» Source text

# Momentum and speed relativity

1. Nov 8, 2015

1. The problem statement, all variables and given/known data
Jennifer (mass 60.0kg) is standing at the left end of a 14.0m long 538.0kg cart that has frictionless wheels and rolls on a frictionless track. Initially both Jennifer and the cart are at rest. Suddenly, Jennifer starts running along the cart at a speed of 5.10m/s relative to the cart. How far will Jennifer have run relative to the ground when she reaches the right end of the cart?

2. Relevant equations
momentum = mv
p is momentum
3. The attempt at a solution
Pi = 0 so

60*5.1 = 538v

v=0.568m/s velocity of cart

14m of cart takes her t(5.668m/s) = 14
t=2.46s

I'm confused about this relativity, do i use velocity of 5.1 when calculating conservation of momentum ? or is is speed relative to ground?

How do i get to a number in meters relative to the ground that she ran?

2. Nov 8, 2015

### J Hann

The initial momentum of Jenifer and cart is zero and will remain zero since there are no external forces.
Now you have the two velocities in that (ground) frame.
Then you can find the velocity of Jenifer to the ground by simple vector addition.

3. Nov 8, 2015

### PeroK

You might ask yourself this: does it matter how fast she runs?

4. Nov 8, 2015

Ok so relative to the ground she is travelling at 5.1m/s - 0.568m/s = 4.523m/s

4.532m/s * 2.46s = 11.148m

This is also an incorrect answer.

I looked over my math and it all looks good, am I missing anything to consider?

5. Nov 8, 2015

I would think so, no?

If she travels slower the cart would also travel slower, so I guess not then?

How could I implement this mathematically I feel a bit stuck here.

6. Nov 8, 2015

### PeroK

First, can you give a good argument why the speed doesn't matter?

In any case a hint is to think more directly about distances (rather than thinking about speeds).

7. Nov 8, 2015

Well since the net momentum is 0 and she increases her speed the speed of the cart would increase to cancel the momentum change

Since we are talking about distances traveled relative to the ground her speed relative to the carts are irrelevant.

» Provided material
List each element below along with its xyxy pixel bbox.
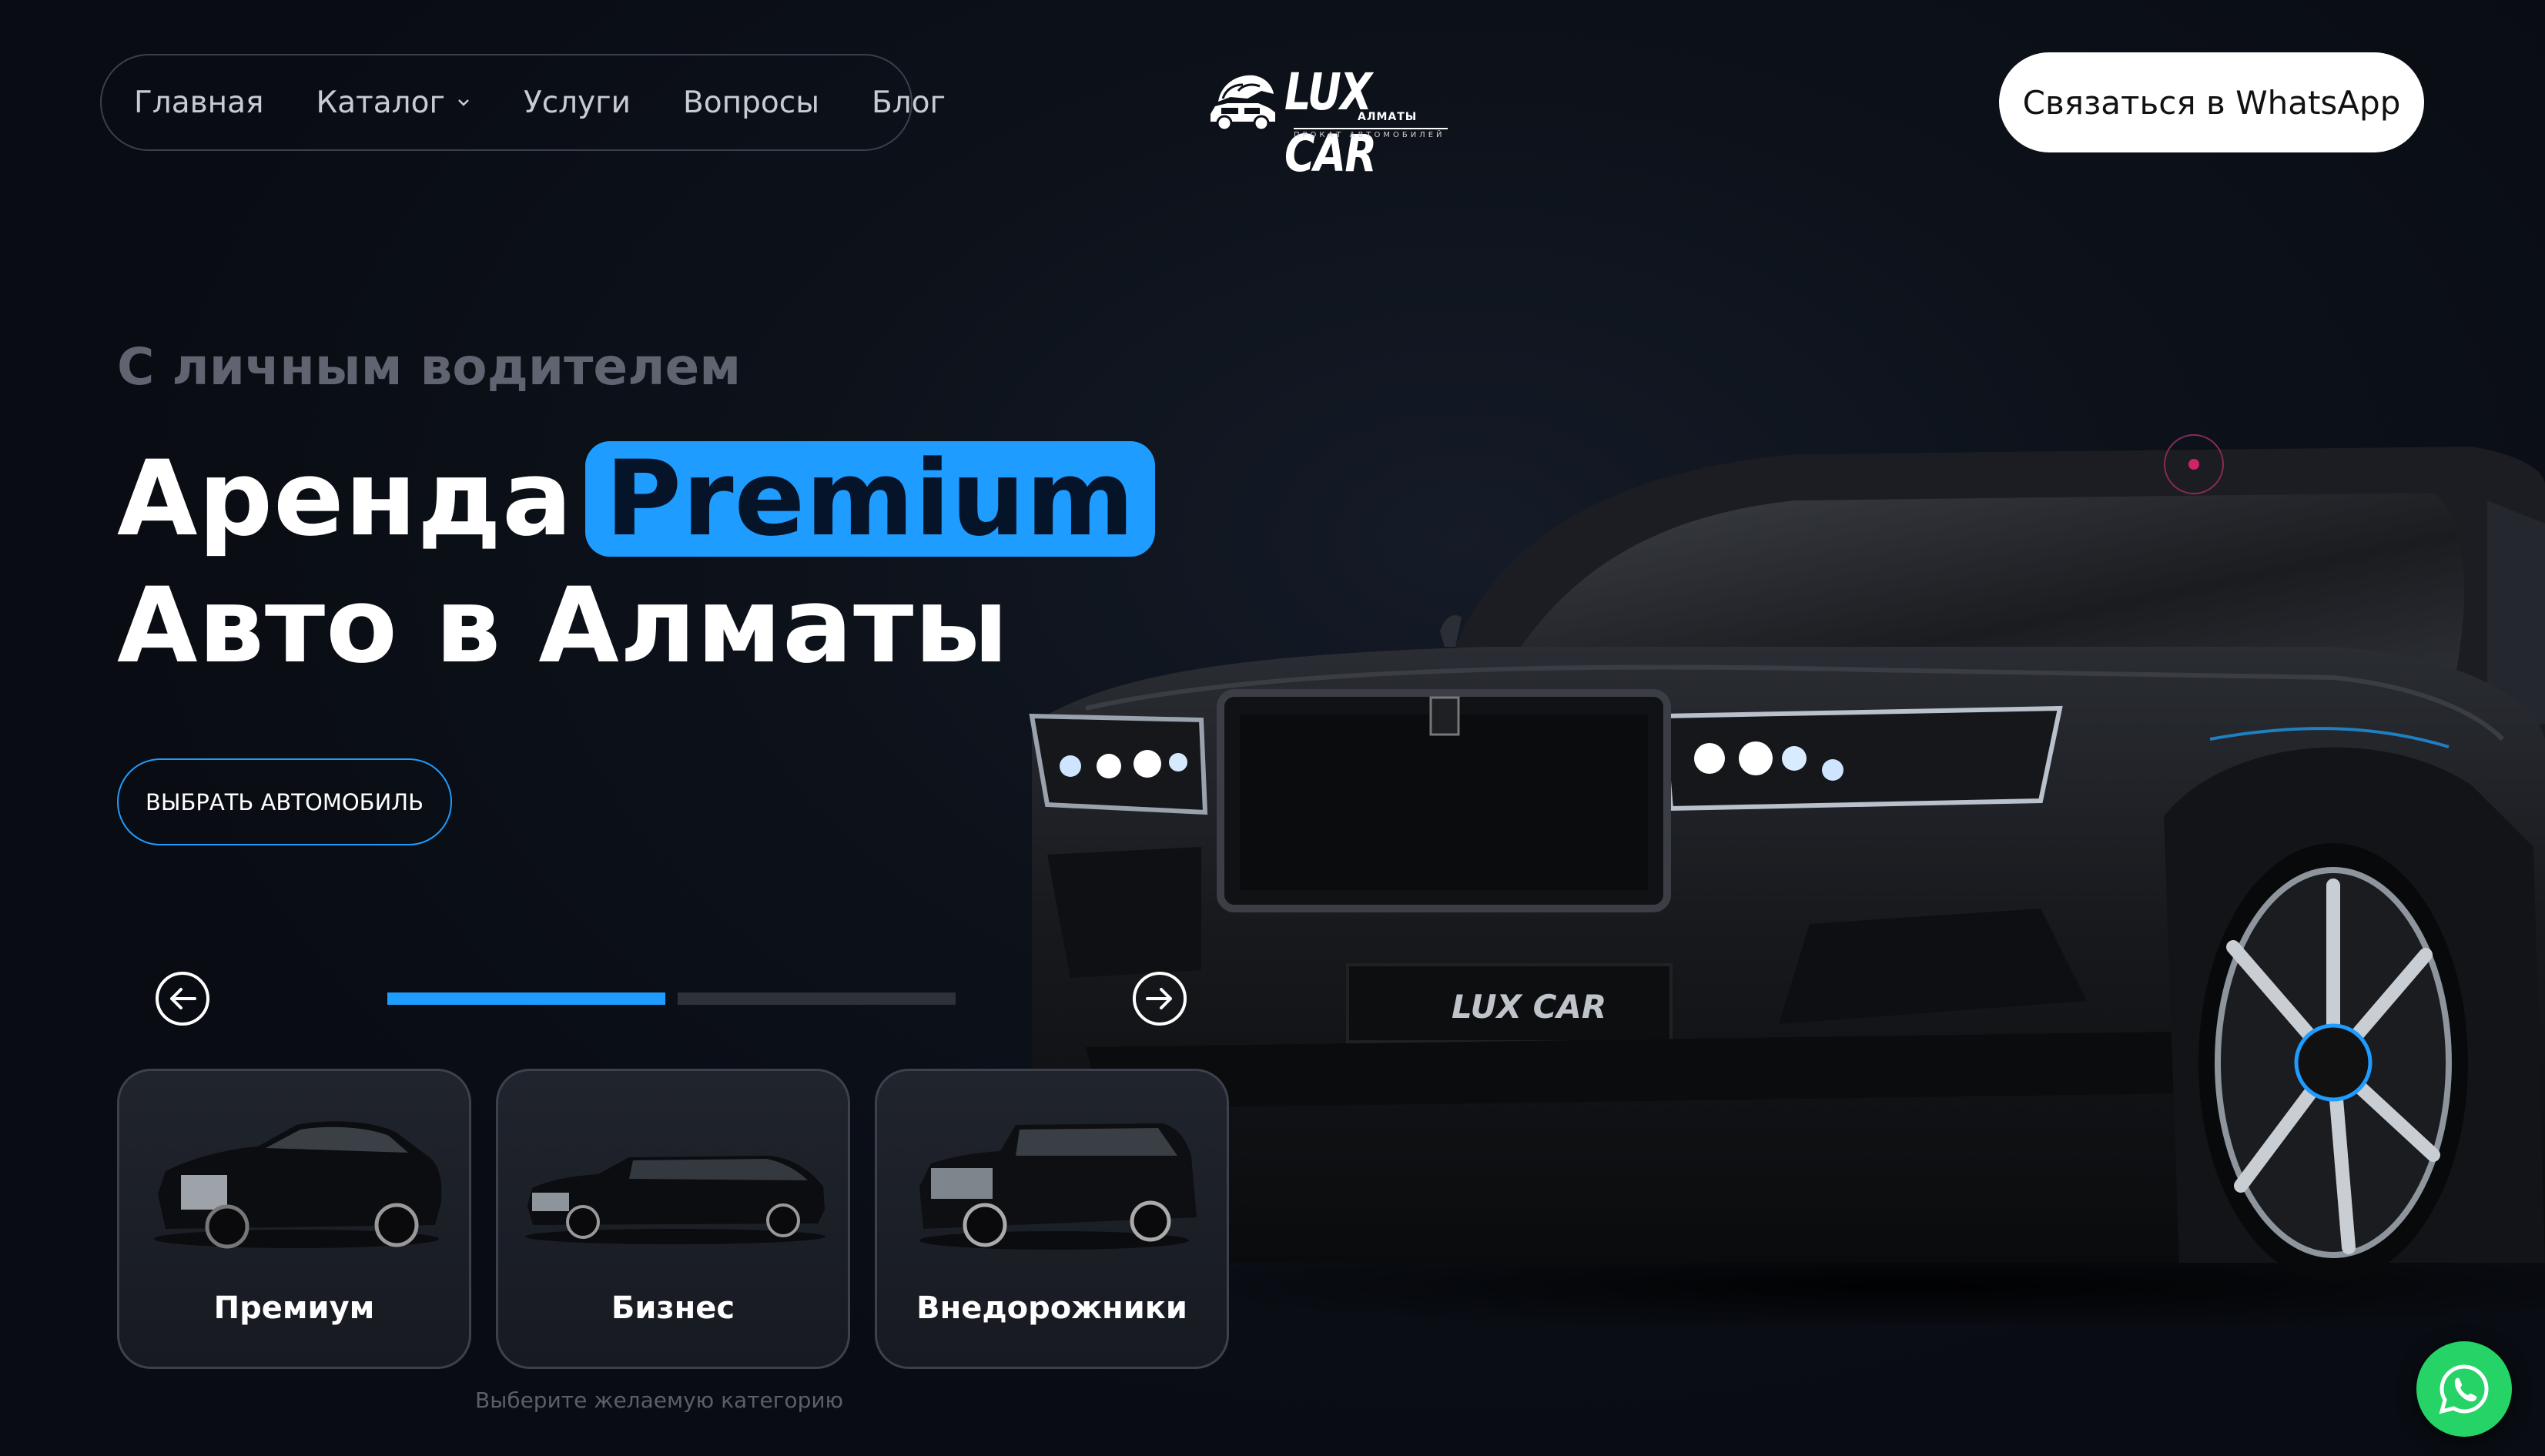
plate-badge-text: LUX CAR — [1452, 988, 1606, 1026]
hero-title-line2: Авто в Алматы — [117, 562, 1009, 689]
slider-next-button[interactable] — [1133, 972, 1187, 1026]
nav-item-home[interactable]: Главная — [134, 85, 263, 120]
site-logo[interactable]: LUX CAR АЛМАТЫ ПРОКАТ АВТОМОБИЛЕЙ — [1207, 62, 1454, 183]
car-hotspot-marker[interactable] — [2164, 434, 2224, 494]
whatsapp-float-button[interactable] — [2416, 1341, 2512, 1437]
whatsapp-contact-button[interactable]: Связаться в WhatsApp — [1999, 52, 2424, 152]
main-nav: Главная Каталог Услуги Вопросы Блог — [100, 54, 946, 151]
hotspot-dot-icon — [2188, 459, 2199, 470]
nav-item-faq[interactable]: Вопросы — [683, 85, 819, 120]
hero-title-highlight: Premium — [585, 438, 1155, 559]
slider-prev-button[interactable] — [156, 972, 209, 1026]
hero-title-second-line: Авто в Алматы — [117, 565, 1010, 686]
hero-title-line1: Аренда Premium — [117, 435, 1155, 562]
category-label-business: Бизнес — [611, 1290, 735, 1326]
nav-label-catalog: Каталог — [316, 85, 445, 120]
arrow-left-circle-icon — [170, 988, 196, 1009]
progress-segment[interactable] — [678, 992, 956, 1005]
choose-car-button[interactable]: ВЫБРАТЬ АВТОМОБИЛЬ — [117, 758, 452, 845]
slider-progress — [387, 992, 956, 1005]
category-card-premium[interactable]: Премиум — [117, 1069, 471, 1369]
nav-item-catalog[interactable]: Каталог — [316, 85, 470, 120]
whatsapp-icon — [2439, 1364, 2489, 1414]
chevron-down-icon — [458, 99, 469, 106]
category-label-suv: Внедорожники — [916, 1290, 1187, 1326]
arrow-right-circle-icon — [1146, 988, 1172, 1009]
logo-city: АЛМАТЫ — [1358, 111, 1418, 123]
category-card-business[interactable]: Бизнес — [496, 1069, 850, 1369]
nav-label-faq: Вопросы — [683, 85, 819, 120]
categories-hint: Выберите желаемую категорию — [475, 1387, 844, 1413]
nav-item-services[interactable]: Услуги — [524, 85, 631, 120]
category-card-suv[interactable]: Внедорожники — [875, 1069, 1229, 1369]
business-limousine-image — [525, 1156, 825, 1244]
hero-car-image: LUX CAR — [1029, 447, 2545, 1324]
nav-label-home: Главная — [134, 85, 264, 120]
logo-wordmark: LUX CAR — [1284, 62, 1377, 183]
suv-image — [919, 1123, 1197, 1250]
nav-label-blog: Блог — [871, 85, 946, 120]
hero-title-word: Аренда — [117, 438, 574, 559]
page: Главная Каталог Услуги Вопросы Блог LUX … — [0, 0, 2545, 1456]
logo-tagline: ПРОКАТ АВТОМОБИЛЕЙ — [1294, 128, 1448, 139]
logo-car-icon — [1211, 75, 1275, 132]
progress-segment-active[interactable] — [387, 992, 665, 1005]
nav-item-blog[interactable]: Блог — [872, 85, 946, 120]
category-label-premium: Премиум — [213, 1290, 375, 1326]
hero-subtitle: С личным водителем — [117, 337, 742, 397]
nav-label-services: Услуги — [523, 85, 631, 120]
premium-sedan-image — [154, 1121, 442, 1249]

» Written instruction
Write out the passage of the cart thread word for word, starting at "How do i get" and ending at "that (ground) frame.". The listing is separate material and has no connection to the cart thread.

» Correct answer
How do i get to a number in meters relative to the ground that she ran?

2. Nov 8, 2015

### J Hann

The initial momentum of Jenifer and cart is zero and will remain zero since there are no external forces.
Now you have the two velocities in that (ground) frame.